[Stored data entries]
--- begin ---

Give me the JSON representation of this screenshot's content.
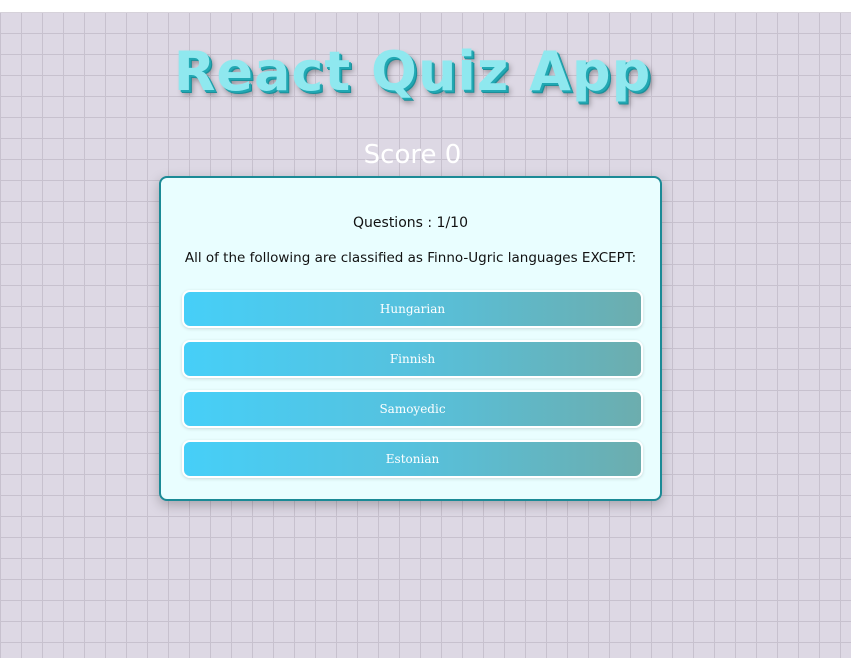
{
  "app": {
    "title": "React Quiz App",
    "score_text": "Score 0"
  },
  "quiz": {
    "question_counter": "Questions : 1/10",
    "question": "All of the following are classified as Finno-Ugric languages EXCEPT:",
    "answers": [
      {
        "label": "Hungarian"
      },
      {
        "label": "Finnish"
      },
      {
        "label": "Samoyedic"
      },
      {
        "label": "Estonian"
      }
    ]
  },
  "colors": {
    "title_fill": "#8fe8ef",
    "title_shadow": "#21a8b3",
    "card_background": "#e9feff",
    "card_border": "#1b8a96",
    "button_gradient_start": "#46cff8",
    "button_gradient_end": "#6cadae",
    "background": "#ddd8e4"
  }
}
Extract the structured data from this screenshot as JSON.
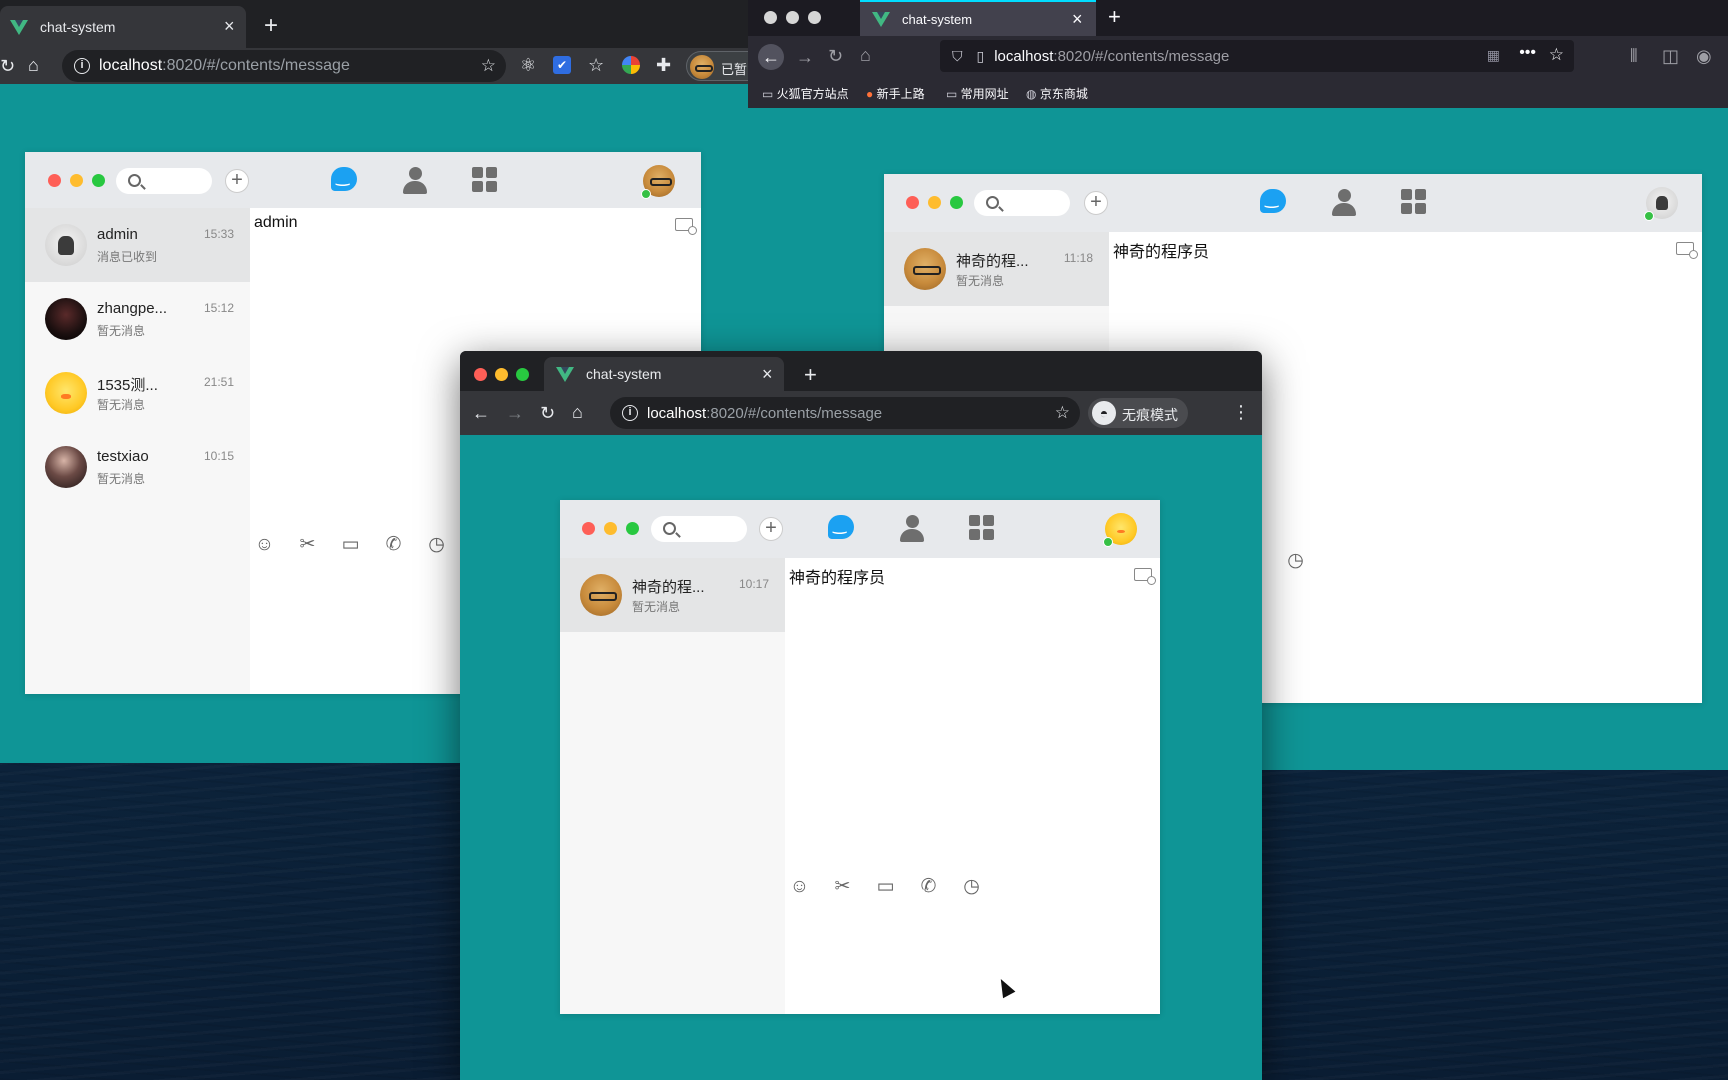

--- end ---

The records above must be printed exactly; the pictures stay out.

| TASK RESPONSE |
Give me the JSON representation of this screenshot's content.
{
  "app": {
    "title": "React Quiz App",
    "score_text": "Score 0"
  },
  "quiz": {
    "question_counter": "Questions : 1/10",
    "question": "All of the following are classified as Finno-Ugric languages EXCEPT:",
    "answers": [
      {
        "label": "Hungarian"
      },
      {
        "label": "Finnish"
      },
      {
        "label": "Samoyedic"
      },
      {
        "label": "Estonian"
      }
    ]
  },
  "colors": {
    "title_fill": "#8fe8ef",
    "title_shadow": "#21a8b3",
    "card_background": "#e9feff",
    "card_border": "#1b8a96",
    "button_gradient_start": "#46cff8",
    "button_gradient_end": "#6cadae",
    "background": "#ddd8e4"
  }
}
Extract the structured data from this screenshot as JSON.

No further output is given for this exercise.